# What you should do
Retype the listing that follows, exactly as written.

Data items
= = =
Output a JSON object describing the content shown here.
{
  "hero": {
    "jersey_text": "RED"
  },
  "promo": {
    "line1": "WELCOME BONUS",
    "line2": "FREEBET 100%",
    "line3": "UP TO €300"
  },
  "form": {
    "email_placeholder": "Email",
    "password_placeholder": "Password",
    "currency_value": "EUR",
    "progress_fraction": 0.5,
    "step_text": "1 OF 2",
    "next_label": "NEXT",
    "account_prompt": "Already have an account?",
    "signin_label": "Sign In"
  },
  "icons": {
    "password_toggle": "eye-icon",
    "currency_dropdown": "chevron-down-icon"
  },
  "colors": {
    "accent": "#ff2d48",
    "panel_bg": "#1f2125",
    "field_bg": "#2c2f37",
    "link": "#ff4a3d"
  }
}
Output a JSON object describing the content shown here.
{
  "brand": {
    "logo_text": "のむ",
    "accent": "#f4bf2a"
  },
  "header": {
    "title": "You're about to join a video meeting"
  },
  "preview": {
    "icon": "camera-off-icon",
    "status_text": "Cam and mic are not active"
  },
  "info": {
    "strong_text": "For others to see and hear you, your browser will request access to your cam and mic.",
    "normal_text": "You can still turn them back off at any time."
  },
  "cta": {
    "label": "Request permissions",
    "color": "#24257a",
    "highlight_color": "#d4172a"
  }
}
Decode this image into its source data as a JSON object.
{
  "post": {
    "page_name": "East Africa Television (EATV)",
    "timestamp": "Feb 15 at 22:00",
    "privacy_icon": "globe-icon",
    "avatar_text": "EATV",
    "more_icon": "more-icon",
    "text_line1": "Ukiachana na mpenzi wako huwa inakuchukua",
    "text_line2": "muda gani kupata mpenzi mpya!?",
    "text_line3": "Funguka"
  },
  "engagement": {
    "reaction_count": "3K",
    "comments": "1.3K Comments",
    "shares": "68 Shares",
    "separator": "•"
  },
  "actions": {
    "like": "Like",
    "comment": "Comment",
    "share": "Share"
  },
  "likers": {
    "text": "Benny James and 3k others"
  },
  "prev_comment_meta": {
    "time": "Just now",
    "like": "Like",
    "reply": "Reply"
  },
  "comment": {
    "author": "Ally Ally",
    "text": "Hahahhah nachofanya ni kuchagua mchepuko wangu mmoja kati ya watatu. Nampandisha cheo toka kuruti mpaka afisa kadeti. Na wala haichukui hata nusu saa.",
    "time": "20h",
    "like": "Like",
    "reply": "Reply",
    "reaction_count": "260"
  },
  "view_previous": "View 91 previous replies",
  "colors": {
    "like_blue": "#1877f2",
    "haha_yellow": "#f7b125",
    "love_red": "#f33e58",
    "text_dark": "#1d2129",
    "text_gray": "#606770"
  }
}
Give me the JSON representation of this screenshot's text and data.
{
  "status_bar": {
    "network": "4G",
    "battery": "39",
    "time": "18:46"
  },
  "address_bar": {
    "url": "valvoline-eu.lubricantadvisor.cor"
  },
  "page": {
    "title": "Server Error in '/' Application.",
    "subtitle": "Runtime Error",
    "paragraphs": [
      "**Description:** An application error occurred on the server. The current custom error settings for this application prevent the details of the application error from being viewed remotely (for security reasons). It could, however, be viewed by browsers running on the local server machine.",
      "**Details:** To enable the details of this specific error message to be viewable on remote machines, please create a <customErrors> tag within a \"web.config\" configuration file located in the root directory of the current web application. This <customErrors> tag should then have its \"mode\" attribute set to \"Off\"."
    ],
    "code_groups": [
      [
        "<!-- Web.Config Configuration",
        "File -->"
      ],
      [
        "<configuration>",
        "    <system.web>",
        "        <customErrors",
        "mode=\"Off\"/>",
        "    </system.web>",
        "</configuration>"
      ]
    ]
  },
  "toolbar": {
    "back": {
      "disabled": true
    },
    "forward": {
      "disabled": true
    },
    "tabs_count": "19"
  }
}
= = =
# Output for this task
Output a JSON object describing the content shown here.
{
  "hero": {
    "jersey_text": "RED"
  },
  "promo": {
    "line1": "WELCOME BONUS",
    "line2": "FREEBET 100%",
    "line3": "UP TO €300"
  },
  "form": {
    "email_placeholder": "Email",
    "password_placeholder": "Password",
    "currency_value": "EUR",
    "progress_fraction": 0.5,
    "step_text": "1 OF 2",
    "next_label": "NEXT",
    "account_prompt": "Already have an account?",
    "signin_label": "Sign In"
  },
  "icons": {
    "password_toggle": "eye-icon",
    "currency_dropdown": "chevron-down-icon"
  },
  "colors": {
    "accent": "#ff2d48",
    "panel_bg": "#1f2125",
    "field_bg": "#2c2f37",
    "link": "#ff4a3d"
  }
}
Output a JSON object describing the content shown here.
{
  "brand": {
    "logo_text": "のむ",
    "accent": "#f4bf2a"
  },
  "header": {
    "title": "You're about to join a video meeting"
  },
  "preview": {
    "icon": "camera-off-icon",
    "status_text": "Cam and mic are not active"
  },
  "info": {
    "strong_text": "For others to see and hear you, your browser will request access to your cam and mic.",
    "normal_text": "You can still turn them back off at any time."
  },
  "cta": {
    "label": "Request permissions",
    "color": "#24257a",
    "highlight_color": "#d4172a"
  }
}
Decode this image into its source data as a JSON object.
{
  "post": {
    "page_name": "East Africa Television (EATV)",
    "timestamp": "Feb 15 at 22:00",
    "privacy_icon": "globe-icon",
    "avatar_text": "EATV",
    "more_icon": "more-icon",
    "text_line1": "Ukiachana na mpenzi wako huwa inakuchukua",
    "text_line2": "muda gani kupata mpenzi mpya!?",
    "text_line3": "Funguka"
  },
  "engagement": {
    "reaction_count": "3K",
    "comments": "1.3K Comments",
    "shares": "68 Shares",
    "separator": "•"
  },
  "actions": {
    "like": "Like",
    "comment": "Comment",
    "share": "Share"
  },
  "likers": {
    "text": "Benny James and 3k others"
  },
  "prev_comment_meta": {
    "time": "Just now",
    "like": "Like",
    "reply": "Reply"
  },
  "comment": {
    "author": "Ally Ally",
    "text": "Hahahhah nachofanya ni kuchagua mchepuko wangu mmoja kati ya watatu. Nampandisha cheo toka kuruti mpaka afisa kadeti. Na wala haichukui hata nusu saa.",
    "time": "20h",
    "like": "Like",
    "reply": "Reply",
    "reaction_count": "260"
  },
  "view_previous": "View 91 previous replies",
  "colors": {
    "like_blue": "#1877f2",
    "haha_yellow": "#f7b125",
    "love_red": "#f33e58",
    "text_dark": "#1d2129",
    "text_gray": "#606770"
  }
}
Give me the JSON representation of this screenshot's text and data.
{
  "status_bar": {
    "network": "4G",
    "battery": "39",
    "time": "18:46"
  },
  "address_bar": {
    "url": "valvoline-eu.lubricantadvisor.cor"
  },
  "page": {
    "title": "Server Error in '/' Application.",
    "subtitle": "Runtime Error",
    "paragraphs": [
      "**Description:** An application error occurred on the server. The current custom error settings for this application prevent the details of the application error from being viewed remotely (for security reasons). It could, however, be viewed by browsers running on the local server machine.",
      "**Details:** To enable the details of this specific error message to be viewable on remote machines, please create a <customErrors> tag within a \"web.config\" configuration file located in the root directory of the current web application. This <customErrors> tag should then have its \"mode\" attribute set to \"Off\"."
    ],
    "code_groups": [
      [
        "<!-- Web.Config Configuration",
        "File -->"
      ],
      [
        "<configuration>",
        "    <system.web>",
        "        <customErrors",
        "mode=\"Off\"/>",
        "    </system.web>",
        "</configuration>"
      ]
    ]
  },
  "toolbar": {
    "back": {
      "disabled": true
    },
    "forward": {
      "disabled": true
    },
    "tabs_count": "19"
  }
}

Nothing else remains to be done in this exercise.